TASK GOAL - Which lines contain the string "given"? Please list every one of them.

DATA FOR THIS TASK -
• • •

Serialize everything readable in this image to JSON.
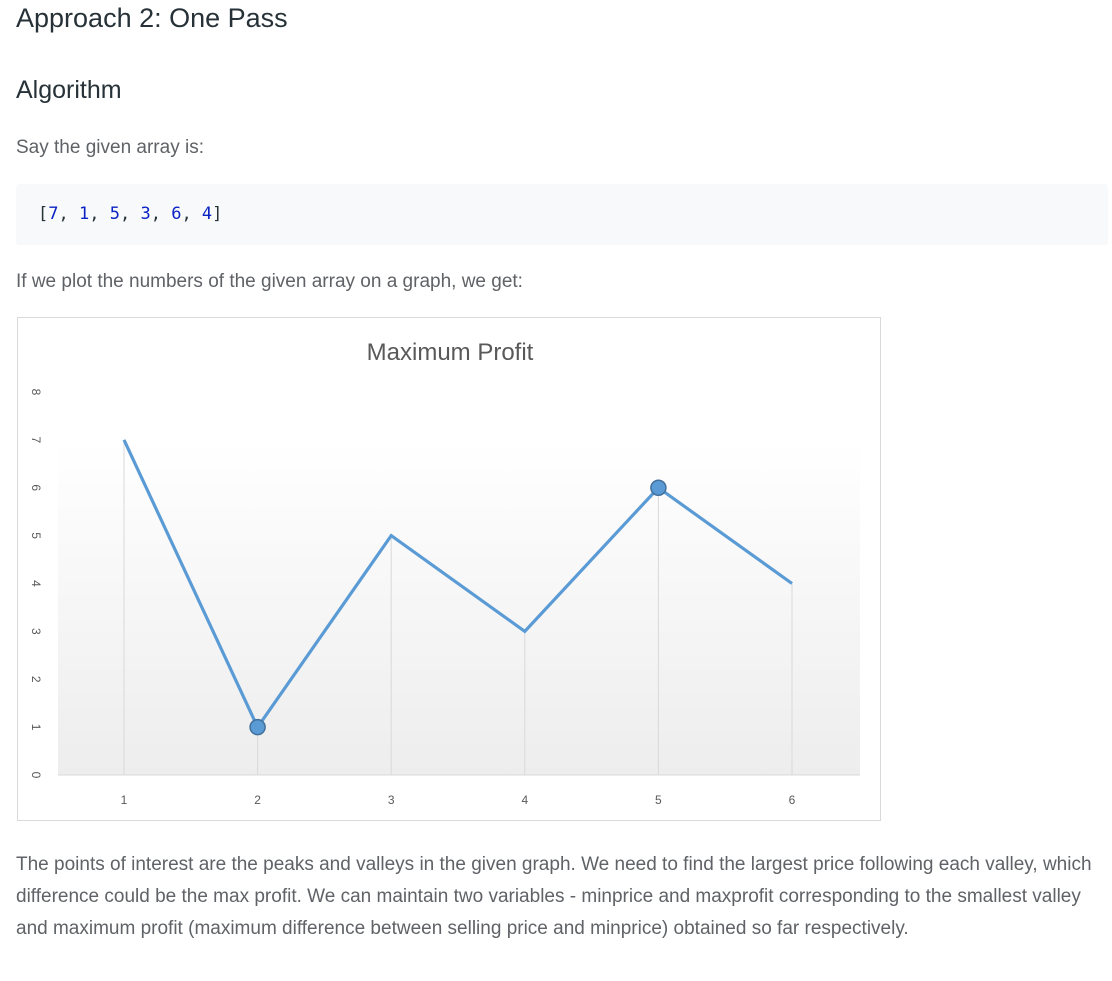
{
  "heading": "Approach 2: One Pass",
  "subheading": "Algorithm",
  "intro_text": "Say the given array is:",
  "code": {
    "open": "[",
    "close": "]",
    "separator": ", ",
    "values": [
      "7",
      "1",
      "5",
      "3",
      "6",
      "4"
    ]
  },
  "plot_text": "If we plot the numbers of the given array on a graph, we get:",
  "explanation": "The points of interest are the peaks and valleys in the given graph. We need to find the largest price following each valley, which difference could be the max profit. We can maintain two variables - minprice and maxprofit corresponding to the smallest valley and maximum profit (maximum difference between selling price and minprice) obtained so far respectively.",
  "colors": {
    "line": "#5b9bd5",
    "marker": "#5b9bd5",
    "marker_outline": "#41719c",
    "code_number": "#0b22c4",
    "heading": "#263238",
    "body_text": "#5f6266"
  },
  "chart_data": {
    "type": "line",
    "title": "Maximum Profit",
    "x": [
      1,
      2,
      3,
      4,
      5,
      6
    ],
    "categories": [
      "1",
      "2",
      "3",
      "4",
      "5",
      "6"
    ],
    "series": [
      {
        "values": [
          7,
          1,
          5,
          3,
          6,
          4
        ]
      }
    ],
    "highlighted_points": [
      {
        "x": 2,
        "y": 1
      },
      {
        "x": 5,
        "y": 6
      }
    ],
    "y_ticks": [
      "0",
      "1",
      "2",
      "3",
      "4",
      "5",
      "6",
      "7",
      "8"
    ],
    "ylim": [
      0,
      8
    ],
    "ytick_rotation": "rotated",
    "grid": "vertical drop lines at each category",
    "legend": "none",
    "xlabel": "",
    "ylabel": ""
  }
}
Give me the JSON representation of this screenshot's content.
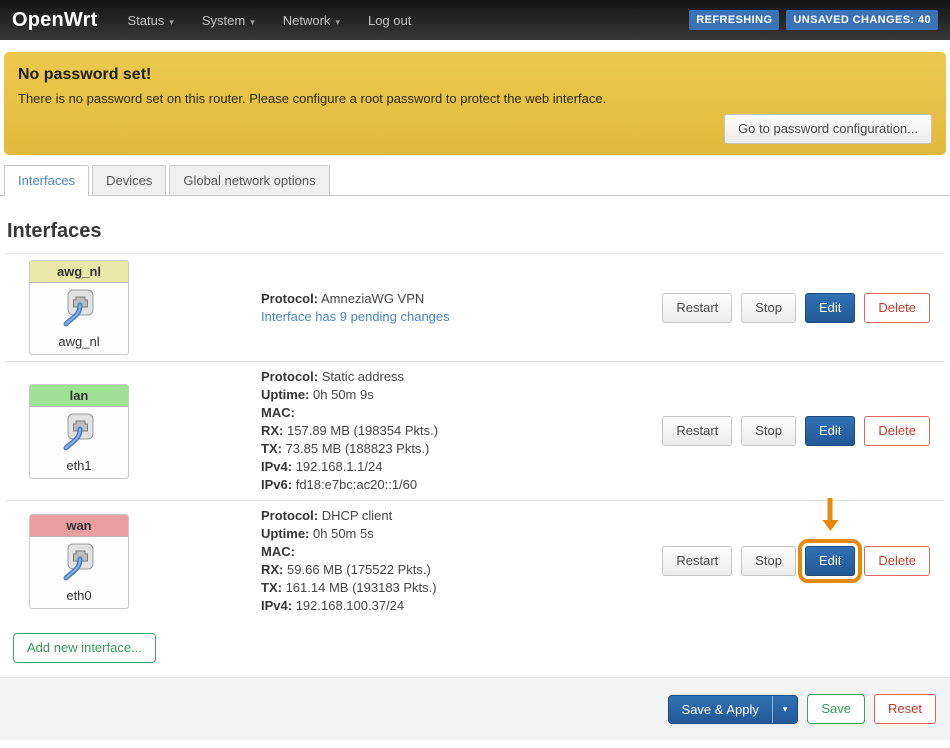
{
  "navbar": {
    "brand": "OpenWrt",
    "caret": "▾",
    "items": [
      {
        "label": "Status",
        "dropdown": true
      },
      {
        "label": "System",
        "dropdown": true
      },
      {
        "label": "Network",
        "dropdown": true
      },
      {
        "label": "Log out",
        "dropdown": false
      }
    ],
    "badges": [
      {
        "label": "REFRESHING"
      },
      {
        "label": "UNSAVED CHANGES: 40"
      }
    ]
  },
  "alert": {
    "title": "No password set!",
    "message": "There is no password set on this router. Please configure a root password to protect the web interface.",
    "action_label": "Go to password configuration..."
  },
  "tabs": [
    {
      "label": "Interfaces",
      "active": true
    },
    {
      "label": "Devices",
      "active": false
    },
    {
      "label": "Global network options",
      "active": false
    }
  ],
  "page_title": "Interfaces",
  "actions": {
    "restart": "Restart",
    "stop": "Stop",
    "edit": "Edit",
    "delete": "Delete"
  },
  "interfaces": [
    {
      "name": "awg_nl",
      "device": "awg_nl",
      "details": [
        {
          "label": "Protocol:",
          "value": "AmneziaWG VPN"
        }
      ],
      "pending_link": "Interface has 9 pending changes"
    },
    {
      "name": "lan",
      "device": "eth1",
      "details": [
        {
          "label": "Protocol:",
          "value": "Static address"
        },
        {
          "label": "Uptime:",
          "value": "0h 50m 9s"
        },
        {
          "label": "MAC:",
          "value": ""
        },
        {
          "label": "RX:",
          "value": "157.89 MB (198354 Pkts.)"
        },
        {
          "label": "TX:",
          "value": "73.85 MB (188823 Pkts.)"
        },
        {
          "label": "IPv4:",
          "value": "192.168.1.1/24"
        },
        {
          "label": "IPv6:",
          "value": "fd18:e7bc:ac20::1/60"
        }
      ]
    },
    {
      "name": "wan",
      "device": "eth0",
      "details": [
        {
          "label": "Protocol:",
          "value": "DHCP client"
        },
        {
          "label": "Uptime:",
          "value": "0h 50m 5s"
        },
        {
          "label": "MAC:",
          "value": ""
        },
        {
          "label": "RX:",
          "value": "59.66 MB (175522 Pkts.)"
        },
        {
          "label": "TX:",
          "value": "161.14 MB (193183 Pkts.)"
        },
        {
          "label": "IPv4:",
          "value": "192.168.100.37/24"
        }
      ]
    }
  ],
  "add_button": "Add new interface...",
  "footer": {
    "save_apply": "Save & Apply",
    "caret": "▾",
    "save": "Save",
    "reset": "Reset"
  },
  "annotation": {
    "target": "wan-edit-button",
    "shape": "arrow-and-ring",
    "color": "#e8890c"
  },
  "colors": {
    "zone_awg_nl": "#e8e8a8",
    "zone_lan": "#9fe295",
    "zone_wan": "#e99f9f",
    "accent_blue": "#2a62a8",
    "badge_blue": "#3a72b5",
    "link_blue": "#4a87c0",
    "danger_red": "#c23d30",
    "success_green": "#349a5b",
    "alert_yellow": "#e7c344",
    "annotation_orange": "#e8890c"
  }
}
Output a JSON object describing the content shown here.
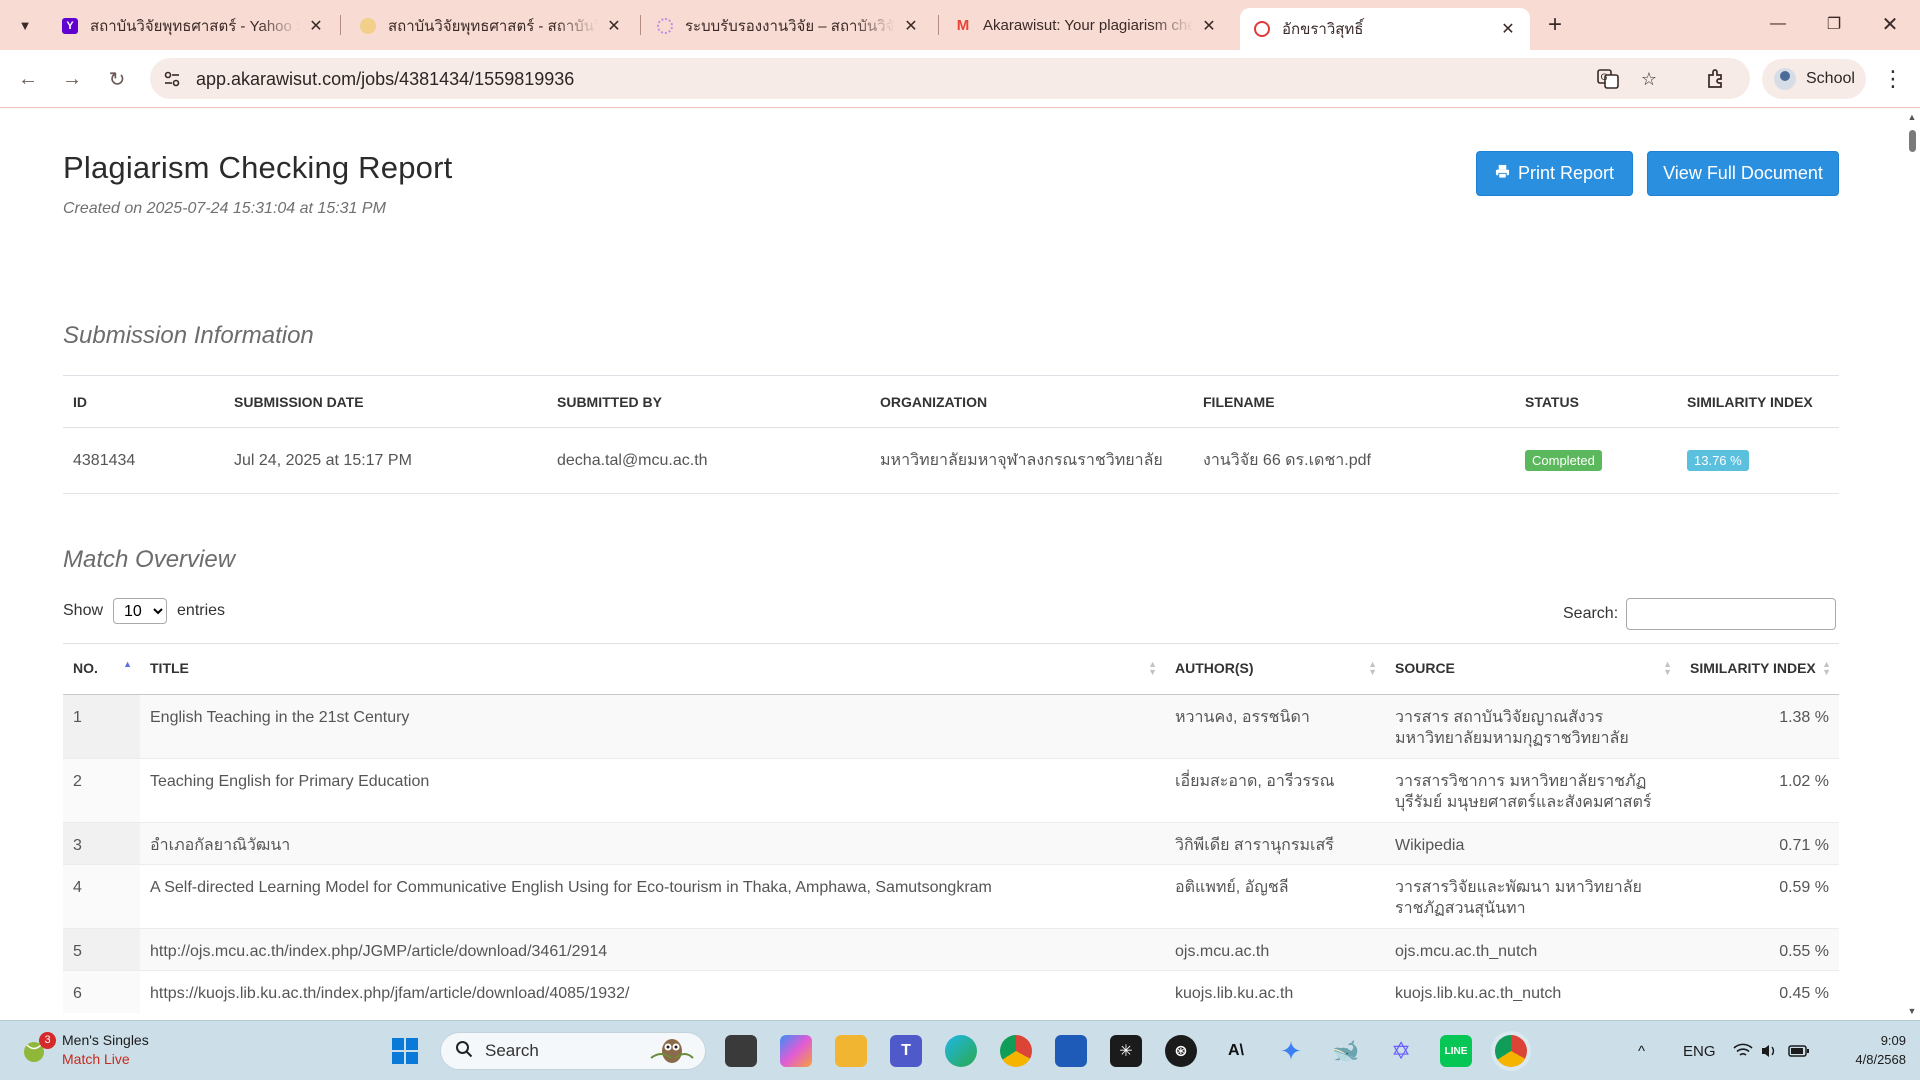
{
  "browser": {
    "tabs": [
      {
        "title": "สถาบันวิจัยพุทธศาสตร์ - Yahoo Sea",
        "favicon": "yahoo-icon",
        "color": "#5f01d1"
      },
      {
        "title": "สถาบันวิจัยพุทธศาสตร์ - สถาบันวิจัยพ",
        "favicon": "temple-icon",
        "color": "#e6b84a"
      },
      {
        "title": "ระบบรับรองงานวิจัย – สถาบันวิจัยพุท",
        "favicon": "flower-icon",
        "color": "#c58be0"
      },
      {
        "title": "Akarawisut: Your plagiarism che",
        "favicon": "gmail-icon",
        "color": "#ea4335"
      },
      {
        "title": "อักขราวิสุทธิ์",
        "favicon": "akarawisut-icon",
        "color": "#e03a3a"
      }
    ],
    "url": "app.akarawisut.com/jobs/4381434/1559819936",
    "profile_label": "School"
  },
  "report": {
    "title": "Plagiarism Checking Report",
    "created": "Created on 2025-07-24 15:31:04 at 15:31 PM",
    "print_button": "Print Report",
    "view_button": "View Full Document"
  },
  "submission": {
    "heading": "Submission Information",
    "headers": [
      "ID",
      "SUBMISSION DATE",
      "SUBMITTED BY",
      "ORGANIZATION",
      "FILENAME",
      "STATUS",
      "SIMILARITY INDEX"
    ],
    "row": {
      "id": "4381434",
      "date": "Jul 24, 2025 at 15:17 PM",
      "submitted_by": "decha.tal@mcu.ac.th",
      "organization": "มหาวิทยาลัยมหาจุฬาลงกรณราชวิทยาลัย",
      "filename": "งานวิจัย 66 ดร.เดชา.pdf",
      "status": "Completed",
      "similarity": "13.76 %"
    },
    "status_color": "#5cb85c",
    "similarity_color": "#5bc0de"
  },
  "overview": {
    "heading": "Match Overview",
    "show_label": "Show",
    "entries_value": "10",
    "entries_label": "entries",
    "search_label": "Search:",
    "headers": [
      "NO.",
      "TITLE",
      "AUTHOR(S)",
      "SOURCE",
      "SIMILARITY INDEX"
    ],
    "rows": [
      {
        "no": "1",
        "title": "English Teaching in the 21st Century",
        "authors": "หวานคง, อรรชนิดา",
        "source": "วารสาร สถาบันวิจัยญาณสังวร มหาวิทยาลัยมหามกุฏราชวิทยาลัย",
        "similarity": "1.38 %"
      },
      {
        "no": "2",
        "title": "Teaching English for Primary Education",
        "authors": "เอี่ยมสะอาด, อารีวรรณ",
        "source": "วารสารวิชาการ มหาวิทยาลัยราชภัฏบุรีรัมย์ มนุษยศาสตร์และสังคมศาสตร์",
        "similarity": "1.02 %"
      },
      {
        "no": "3",
        "title": "อำเภอกัลยาณิวัฒนา",
        "authors": "วิกิพีเดีย สารานุกรมเสรี",
        "source": "Wikipedia",
        "similarity": "0.71 %"
      },
      {
        "no": "4",
        "title": "A Self-directed Learning Model for Communicative English Using for Eco-tourism in Thaka, Amphawa, Samutsongkram",
        "authors": "อติแพทย์, อัญชลี",
        "source": "วารสารวิจัยและพัฒนา มหาวิทยาลัยราชภัฏสวนสุนันทา",
        "similarity": "0.59 %"
      },
      {
        "no": "5",
        "title": "http://ojs.mcu.ac.th/index.php/JGMP/article/download/3461/2914",
        "authors": "ojs.mcu.ac.th",
        "source": "ojs.mcu.ac.th_nutch",
        "similarity": "0.55 %"
      },
      {
        "no": "6",
        "title": "https://kuojs.lib.ku.ac.th/index.php/jfam/article/download/4085/1932/",
        "authors": "kuojs.lib.ku.ac.th",
        "source": "kuojs.lib.ku.ac.th_nutch",
        "similarity": "0.45 %"
      }
    ]
  },
  "taskbar": {
    "notify_count": "3",
    "news_title": "Men's Singles",
    "news_sub": "Match Live",
    "search_placeholder": "Search",
    "lang": "ENG",
    "time": "9:09",
    "date": "4/8/2568"
  }
}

• • •

TASK OUTPUT -
  "intro_text": "Say the given array is:",
  "plot_text": "If we plot the numbers of the given array on a graph, we get:",
  "explanation": "The points of interest are the peaks and valleys in the given graph. We need to find the largest price following each valley, which difference could be the max profit. We can maintain two variables - minprice and maxprofit corresponding to the smallest valley and maximum profit (maximum difference between selling price and minprice) obtained so far respectively.",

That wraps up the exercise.